Data entries:
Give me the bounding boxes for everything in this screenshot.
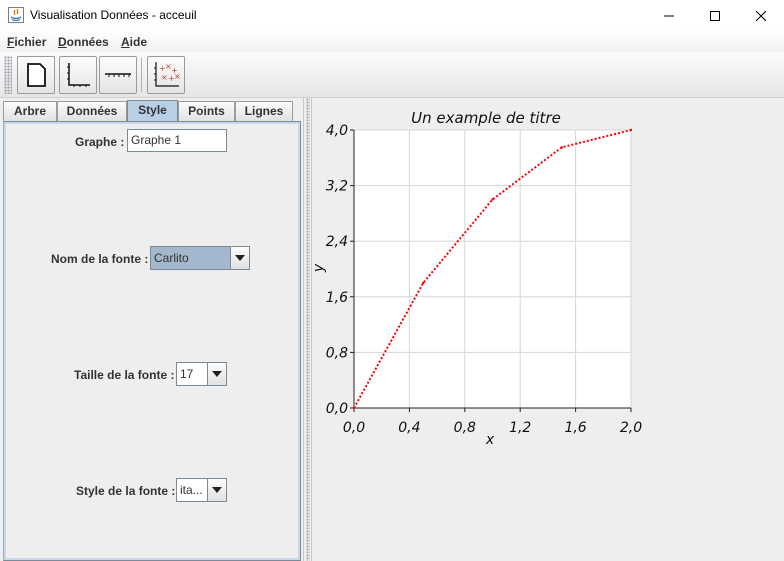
svg-text:×: × bbox=[165, 62, 172, 71]
menu-bar: Fichier Données Aide bbox=[0, 31, 784, 52]
svg-text:×: × bbox=[174, 72, 181, 81]
chart-title: Un example de titre bbox=[411, 109, 561, 127]
line-chart: Un example de titre x y 0,0 0,4 0,8 1,2 1,6 2… bbox=[312, 109, 642, 448]
svg-text:+: + bbox=[159, 64, 166, 73]
menu-aide-mnemonic: A bbox=[121, 35, 130, 49]
x-axis-label: x bbox=[485, 432, 495, 448]
menu-fichier[interactable]: Fichier bbox=[7, 35, 46, 49]
x-tick-label: 2,0 bbox=[620, 420, 642, 436]
font-style-value: ita... bbox=[180, 483, 203, 497]
menu-aide-label: ide bbox=[129, 35, 148, 49]
title-bar: Visualisation Données - acceuil bbox=[0, 0, 784, 31]
font-style-dropdown-arrow[interactable] bbox=[207, 479, 226, 501]
series-line-0 bbox=[353, 129, 632, 409]
tab-arbre[interactable]: Arbre bbox=[3, 101, 57, 121]
minimize-icon bbox=[664, 15, 674, 16]
scatter-plot-button[interactable]: + × + × + × bbox=[147, 56, 185, 94]
data-point bbox=[352, 406, 356, 410]
window-title: Visualisation Données - acceuil bbox=[30, 8, 197, 22]
menu-fichier-label: ichier bbox=[14, 35, 47, 49]
close-button[interactable] bbox=[738, 0, 784, 31]
line-button[interactable] bbox=[99, 56, 137, 94]
axes-icon bbox=[67, 63, 90, 87]
font-name-select[interactable]: Carlito bbox=[150, 246, 250, 270]
y-tick-label: 0,8 bbox=[326, 345, 348, 361]
x-tick-label: 1,2 bbox=[509, 420, 531, 436]
tab-donnees[interactable]: Données bbox=[57, 101, 127, 121]
font-size-dropdown-arrow[interactable] bbox=[207, 363, 226, 385]
maximize-icon bbox=[710, 10, 720, 21]
font-name-value: Carlito bbox=[151, 247, 230, 269]
java-app-icon bbox=[8, 7, 24, 23]
menu-aide[interactable]: Aide bbox=[121, 35, 147, 49]
chart-panel: Un example de titre x y 0,0 0,4 0,8 1,2 1,6 2… bbox=[312, 98, 784, 561]
data-point bbox=[491, 198, 494, 201]
data-point bbox=[422, 281, 425, 285]
new-document-button[interactable] bbox=[17, 56, 55, 94]
svg-text:+: + bbox=[171, 66, 178, 75]
divider-grip bbox=[306, 98, 310, 561]
svg-text:×: × bbox=[161, 73, 168, 82]
toolbar-separator bbox=[141, 58, 142, 92]
tab-lignes[interactable]: Lignes bbox=[235, 101, 293, 121]
x-tick-label: 0,0 bbox=[343, 420, 365, 436]
chevron-down-icon bbox=[235, 255, 245, 261]
y-tick-label: 1,6 bbox=[326, 290, 348, 306]
plot-layer: 0,0 0,4 0,8 1,2 1,6 2,0 0,0 0,8 1,6 2,4 3,2 4,0 bbox=[326, 123, 642, 436]
tab-points[interactable]: Points bbox=[178, 101, 235, 121]
x-tick-label: 1,6 bbox=[564, 420, 586, 436]
scatter-plot-icon: + × + × + × bbox=[154, 62, 181, 87]
tab-style[interactable]: Style bbox=[127, 100, 178, 122]
x-tick-label: 0,8 bbox=[454, 420, 476, 436]
data-point bbox=[629, 128, 633, 132]
line-icon bbox=[105, 73, 131, 77]
y-tick-label: 3,2 bbox=[326, 179, 348, 195]
font-name-dropdown-arrow[interactable] bbox=[230, 247, 249, 269]
font-style-label: Style de la fonte : bbox=[76, 484, 176, 498]
style-tab-content: Graphe : Graphe 1 Nom de la fonte : Carl… bbox=[3, 121, 301, 561]
font-style-select[interactable]: ita... bbox=[176, 478, 227, 502]
properties-panel: Arbre Données Style Points Lignes Graphe… bbox=[0, 98, 303, 561]
font-name-label: Nom de la fonte : bbox=[51, 252, 149, 266]
close-icon bbox=[756, 10, 766, 21]
toolbar: + × + × + × bbox=[0, 52, 784, 98]
x-tick-label: 0,4 bbox=[398, 420, 420, 436]
minimize-button[interactable] bbox=[646, 0, 692, 31]
svg-text:+: + bbox=[168, 74, 175, 83]
split-pane-divider[interactable] bbox=[303, 98, 312, 561]
plot-background bbox=[354, 130, 631, 408]
maximize-button[interactable] bbox=[692, 0, 738, 31]
y-axis-label: y bbox=[312, 263, 327, 273]
menu-donnees-label: onnées bbox=[66, 35, 109, 49]
menu-fichier-mnemonic: F bbox=[7, 35, 15, 49]
new-document-icon bbox=[27, 63, 46, 87]
menu-donnees[interactable]: Données bbox=[58, 35, 109, 49]
y-tick-label: 4,0 bbox=[326, 123, 348, 139]
chevron-down-icon bbox=[212, 371, 222, 377]
chevron-down-icon bbox=[212, 487, 222, 493]
font-size-label: Taille de la fonte : bbox=[74, 368, 175, 382]
y-tick-label: 0,0 bbox=[326, 401, 348, 417]
font-size-value: 17 bbox=[180, 367, 194, 381]
y-tick-label: 2,4 bbox=[326, 234, 348, 250]
font-size-select[interactable]: 17 bbox=[176, 362, 227, 386]
data-point bbox=[560, 146, 563, 149]
graphe-input[interactable]: Graphe 1 bbox=[127, 129, 227, 152]
menu-donnees-mnemonic: D bbox=[58, 35, 67, 49]
graphe-label: Graphe : bbox=[75, 135, 125, 149]
axes-button[interactable] bbox=[59, 56, 97, 94]
toolbar-grip[interactable] bbox=[4, 56, 12, 94]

* _INSTRUCTIONS TO FOLLOW_
Duplicate every line of the data entries above, reproducing each one verbatim. Leave the pictures out.

* _SOLUTION TO THIS EXERCISE_
Give me the bounding boxes for everything in this screenshot.
svg-text:×: × bbox=[165, 62, 172, 71]
menu-bar: Fichier Données Aide bbox=[0, 31, 784, 52]
svg-text:×: × bbox=[174, 72, 181, 81]
chart-title: Un example de titre bbox=[411, 109, 561, 127]
line-chart: Un example de titre x y 0,0 0,4 0,8 1,2 1,6 2… bbox=[312, 109, 642, 448]
svg-text:+: + bbox=[159, 64, 166, 73]
menu-aide-mnemonic: A bbox=[121, 35, 130, 49]
x-axis-label: x bbox=[485, 432, 495, 448]
menu-fichier[interactable]: Fichier bbox=[7, 35, 46, 49]
x-tick-label: 2,0 bbox=[620, 420, 642, 436]
font-style-value: ita... bbox=[180, 483, 203, 497]
menu-aide-label: ide bbox=[129, 35, 148, 49]
title-bar: Visualisation Données - acceuil bbox=[0, 0, 784, 31]
font-style-dropdown-arrow[interactable] bbox=[207, 479, 226, 501]
series-line-0 bbox=[353, 129, 632, 409]
tab-arbre[interactable]: Arbre bbox=[3, 101, 57, 121]
minimize-icon bbox=[664, 15, 674, 16]
scatter-plot-button[interactable]: + × + × + × bbox=[147, 56, 185, 94]
data-point bbox=[352, 406, 356, 410]
window-title: Visualisation Données - acceuil bbox=[30, 8, 197, 22]
menu-fichier-label: ichier bbox=[14, 35, 47, 49]
close-button[interactable] bbox=[738, 0, 784, 31]
line-button[interactable] bbox=[99, 56, 137, 94]
axes-icon bbox=[67, 63, 90, 87]
font-name-select[interactable]: Carlito bbox=[150, 246, 250, 270]
y-tick-label: 0,8 bbox=[326, 345, 348, 361]
x-tick-label: 1,2 bbox=[509, 420, 531, 436]
tab-donnees[interactable]: Données bbox=[57, 101, 127, 121]
font-size-dropdown-arrow[interactable] bbox=[207, 363, 226, 385]
maximize-icon bbox=[710, 10, 720, 21]
font-name-value: Carlito bbox=[151, 247, 230, 269]
java-app-icon bbox=[8, 7, 24, 23]
menu-aide[interactable]: Aide bbox=[121, 35, 147, 49]
chart-panel: Un example de titre x y 0,0 0,4 0,8 1,2 1,6 2… bbox=[312, 98, 784, 561]
data-point bbox=[491, 198, 494, 201]
data-point bbox=[422, 281, 425, 285]
new-document-button[interactable] bbox=[17, 56, 55, 94]
svg-text:+: + bbox=[171, 66, 178, 75]
divider-grip bbox=[306, 98, 310, 561]
svg-text:×: × bbox=[161, 73, 168, 82]
toolbar-separator bbox=[141, 58, 142, 92]
tab-lignes[interactable]: Lignes bbox=[235, 101, 293, 121]
x-tick-label: 0,0 bbox=[343, 420, 365, 436]
chevron-down-icon bbox=[235, 255, 245, 261]
y-tick-label: 1,6 bbox=[326, 290, 348, 306]
plot-layer: 0,0 0,4 0,8 1,2 1,6 2,0 0,0 0,8 1,6 2,4 3,2 4,0 bbox=[326, 123, 642, 436]
tab-points[interactable]: Points bbox=[178, 101, 235, 121]
x-tick-label: 1,6 bbox=[564, 420, 586, 436]
scatter-plot-icon: + × + × + × bbox=[154, 62, 181, 87]
tab-style[interactable]: Style bbox=[127, 100, 178, 122]
x-tick-label: 0,8 bbox=[454, 420, 476, 436]
data-point bbox=[629, 128, 633, 132]
line-icon bbox=[105, 73, 131, 77]
y-tick-label: 3,2 bbox=[326, 179, 348, 195]
font-name-dropdown-arrow[interactable] bbox=[230, 247, 249, 269]
font-style-label: Style de la fonte : bbox=[76, 484, 176, 498]
style-tab-content: Graphe : Graphe 1 Nom de la fonte : Carl… bbox=[3, 121, 301, 561]
font-style-select[interactable]: ita... bbox=[176, 478, 227, 502]
properties-panel: Arbre Données Style Points Lignes Graphe… bbox=[0, 98, 303, 561]
font-name-label: Nom de la fonte : bbox=[51, 252, 149, 266]
close-icon bbox=[756, 10, 766, 21]
toolbar: + × + × + × bbox=[0, 52, 784, 98]
x-tick-label: 0,4 bbox=[398, 420, 420, 436]
minimize-button[interactable] bbox=[646, 0, 692, 31]
svg-text:+: + bbox=[168, 74, 175, 83]
split-pane-divider[interactable] bbox=[303, 98, 312, 561]
plot-background bbox=[354, 130, 631, 408]
maximize-button[interactable] bbox=[692, 0, 738, 31]
y-axis-label: y bbox=[312, 263, 327, 273]
menu-donnees-label: onnées bbox=[66, 35, 109, 49]
menu-fichier-mnemonic: F bbox=[7, 35, 15, 49]
new-document-icon bbox=[27, 63, 46, 87]
menu-donnees[interactable]: Données bbox=[58, 35, 109, 49]
y-tick-label: 4,0 bbox=[326, 123, 348, 139]
chevron-down-icon bbox=[212, 371, 222, 377]
chevron-down-icon bbox=[212, 487, 222, 493]
font-size-label: Taille de la fonte : bbox=[74, 368, 175, 382]
y-tick-label: 0,0 bbox=[326, 401, 348, 417]
font-size-value: 17 bbox=[180, 367, 194, 381]
y-tick-label: 2,4 bbox=[326, 234, 348, 250]
font-size-select[interactable]: 17 bbox=[176, 362, 227, 386]
data-point bbox=[560, 146, 563, 149]
graphe-input[interactable]: Graphe 1 bbox=[127, 129, 227, 152]
menu-donnees-mnemonic: D bbox=[58, 35, 67, 49]
graphe-label: Graphe : bbox=[75, 135, 125, 149]
axes-button[interactable] bbox=[59, 56, 97, 94]
toolbar-grip[interactable] bbox=[4, 56, 12, 94]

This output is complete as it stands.